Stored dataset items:
------------------------------------
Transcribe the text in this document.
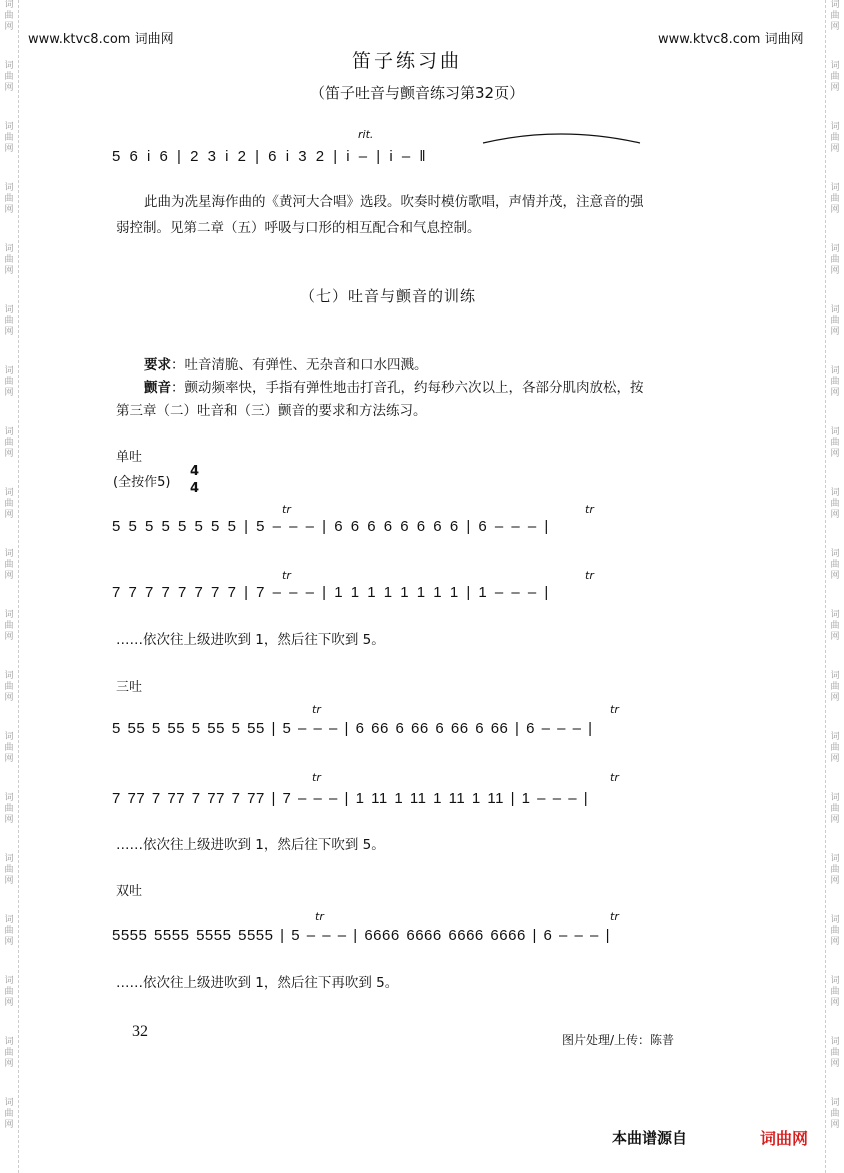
词曲网
词曲网
词曲网
词曲网
词曲网
词曲网
词曲网
词曲网
词曲网
词曲网
词曲网
词曲网
词曲网
词曲网
词曲网
词曲网
词曲网
词曲网
词曲网
词曲网
词曲网
词曲网
词曲网
词曲网
词曲网
词曲网
词曲网
词曲网
词曲网
词曲网
词曲网
词曲网
词曲网
词曲网
词曲网
词曲网
词曲网
词曲网
www.ktvc8.com 词曲网	www.ktvc8.com 词曲网
笛子练习曲
（笛子吐音与颤音练习第32页）
rit.
5 6 i 6 | 2 3 i 2 | 6 i 3 2 | i – | i – ‖
此曲为冼星海作曲的《黄河大合唱》选段。吹奏时模仿歌唱，声情并茂，注意音的强
弱控制。见第二章（五）呼吸与口形的相互配合和气息控制。
（七）吐音与颤音的训练
要求：吐音清脆、有弹性、无杂音和口水四溅。
颤音：颤动频率快，手指有弹性地击打音孔，约每秒六次以上，各部分肌肉放松，按
第三章（二）吐音和（三）颤音的要求和方法练习。
单吐
(全按作5)
4
4
tr	tr
5 5 5 5 5 5 5 5 | 5 – – – | 6 6 6 6 6 6 6 6 | 6 – – – |
tr	tr
7 7 7 7 7 7 7 7 | 7 – – – | 1 1 1 1 1 1 1 1 | 1 – – – |
……依次往上级进吹到 1，然后往下吹到 5。
三吐
tr	tr
5 55 5 55 5 55 5 55 | 5 – – – | 6 66 6 66 6 66 6 66 | 6 – – – |
tr	tr
7 77 7 77 7 77 7 77 | 7 – – – | 1 11 1 11 1 11 1 11 | 1 – – – |
……依次往上级进吹到 1，然后往下吹到 5。
双吐
tr	tr
5555 5555 5555 5555 | 5 – – – | 6666 6666 6666 6666 | 6 – – – |
……依次往上级进吹到 1，然后往下再吹到 5。
32	图片处理/上传：陈普
本曲谱源自	词曲网
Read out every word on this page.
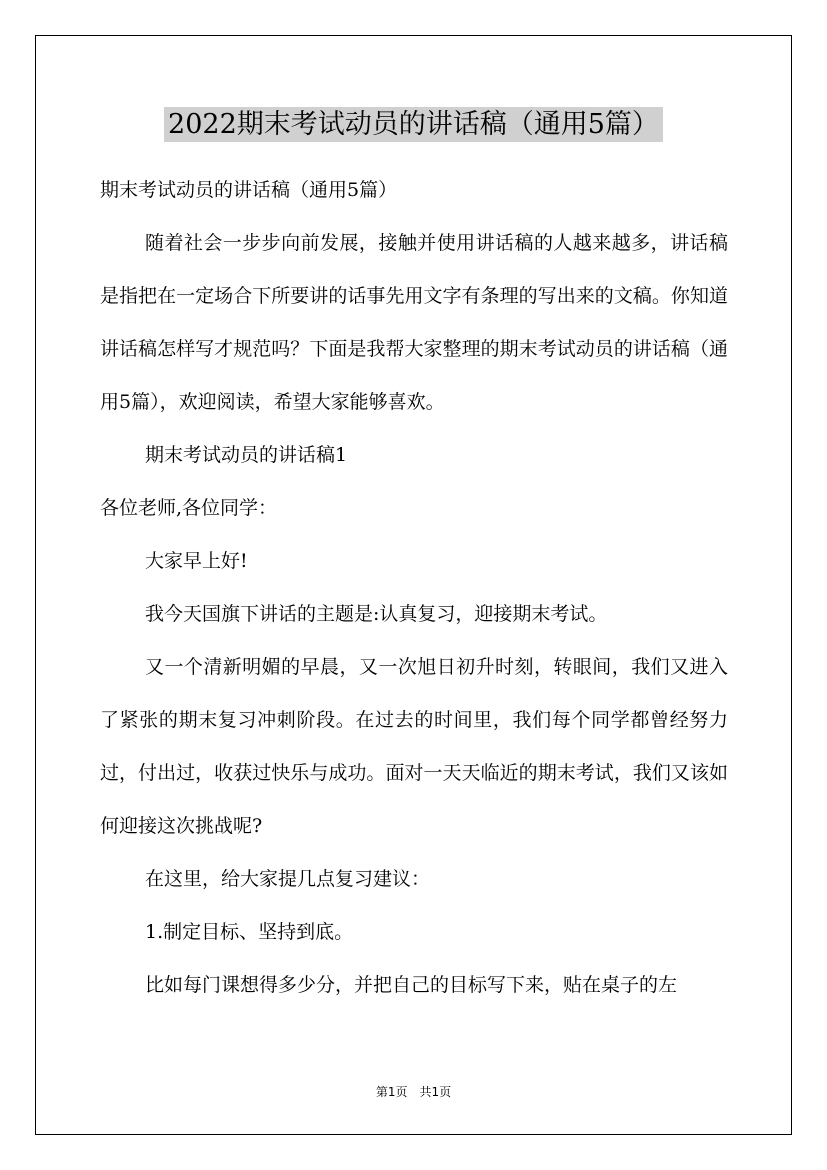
2022期末考试动员的讲话稿（通用5篇）

期末考试动员的讲话稿（通用5篇）

随着社会一步步向前发展，接触并使用讲话稿的人越来越多，讲话稿是指把在一定场合下所要讲的话事先用文字有条理的写出来的文稿。你知道讲话稿怎样写才规范吗？下面是我帮大家整理的期末考试动员的讲话稿（通用5篇），欢迎阅读，希望大家能够喜欢。

期末考试动员的讲话稿1

各位老师,各位同学：

大家早上好!

我今天国旗下讲话的主题是:认真复习，迎接期末考试。

又一个清新明媚的早晨，又一次旭日初升时刻，转眼间，我们又进入了紧张的期末复习冲刺阶段。在过去的时间里，我们每个同学都曾经努力过，付出过，收获过快乐与成功。面对一天天临近的期末考试，我们又该如何迎接这次挑战呢?

在这里，给大家提几点复习建议：

1.制定目标、坚持到底。

比如每门课想得多少分，并把自己的目标写下来，贴在桌子的左

第1页　共1页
------------------------------------
Directions: Without the pictures, return the entries exactly as they appear.

Answer to the problem:
Transcribe the text in this document.
词曲网
词曲网
词曲网
词曲网
词曲网
词曲网
词曲网
词曲网
词曲网
词曲网
词曲网
词曲网
词曲网
词曲网
词曲网
词曲网
词曲网
词曲网
词曲网
词曲网
词曲网
词曲网
词曲网
词曲网
词曲网
词曲网
词曲网
词曲网
词曲网
词曲网
词曲网
词曲网
词曲网
词曲网
词曲网
词曲网
词曲网
词曲网
www.ktvc8.com 词曲网	www.ktvc8.com 词曲网
笛子练习曲
（笛子吐音与颤音练习第32页）
rit.
5 6 i 6 | 2 3 i 2 | 6 i 3 2 | i – | i – ‖
此曲为冼星海作曲的《黄河大合唱》选段。吹奏时模仿歌唱，声情并茂，注意音的强
弱控制。见第二章（五）呼吸与口形的相互配合和气息控制。
（七）吐音与颤音的训练
要求：吐音清脆、有弹性、无杂音和口水四溅。
颤音：颤动频率快，手指有弹性地击打音孔，约每秒六次以上，各部分肌肉放松，按
第三章（二）吐音和（三）颤音的要求和方法练习。
单吐
(全按作5)
4
4
tr	tr
5 5 5 5 5 5 5 5 | 5 – – – | 6 6 6 6 6 6 6 6 | 6 – – – |
tr	tr
7 7 7 7 7 7 7 7 | 7 – – – | 1 1 1 1 1 1 1 1 | 1 – – – |
……依次往上级进吹到 1，然后往下吹到 5。
三吐
tr	tr
5 55 5 55 5 55 5 55 | 5 – – – | 6 66 6 66 6 66 6 66 | 6 – – – |
tr	tr
7 77 7 77 7 77 7 77 | 7 – – – | 1 11 1 11 1 11 1 11 | 1 – – – |
……依次往上级进吹到 1，然后往下吹到 5。
双吐
tr	tr
5555 5555 5555 5555 | 5 – – – | 6666 6666 6666 6666 | 6 – – – |
……依次往上级进吹到 1，然后往下再吹到 5。
32	图片处理/上传：陈普
本曲谱源自	词曲网
Read out every word on this page.
2022期末考试动员的讲话稿（通用5篇）

期末考试动员的讲话稿（通用5篇）

随着社会一步步向前发展，接触并使用讲话稿的人越来越多，讲话稿是指把在一定场合下所要讲的话事先用文字有条理的写出来的文稿。你知道讲话稿怎样写才规范吗？下面是我帮大家整理的期末考试动员的讲话稿（通用5篇），欢迎阅读，希望大家能够喜欢。

期末考试动员的讲话稿1

各位老师,各位同学：

大家早上好!

我今天国旗下讲话的主题是:认真复习，迎接期末考试。

又一个清新明媚的早晨，又一次旭日初升时刻，转眼间，我们又进入了紧张的期末复习冲刺阶段。在过去的时间里，我们每个同学都曾经努力过，付出过，收获过快乐与成功。面对一天天临近的期末考试，我们又该如何迎接这次挑战呢?

在这里，给大家提几点复习建议：

1.制定目标、坚持到底。

比如每门课想得多少分，并把自己的目标写下来，贴在桌子的左

第1页　共1页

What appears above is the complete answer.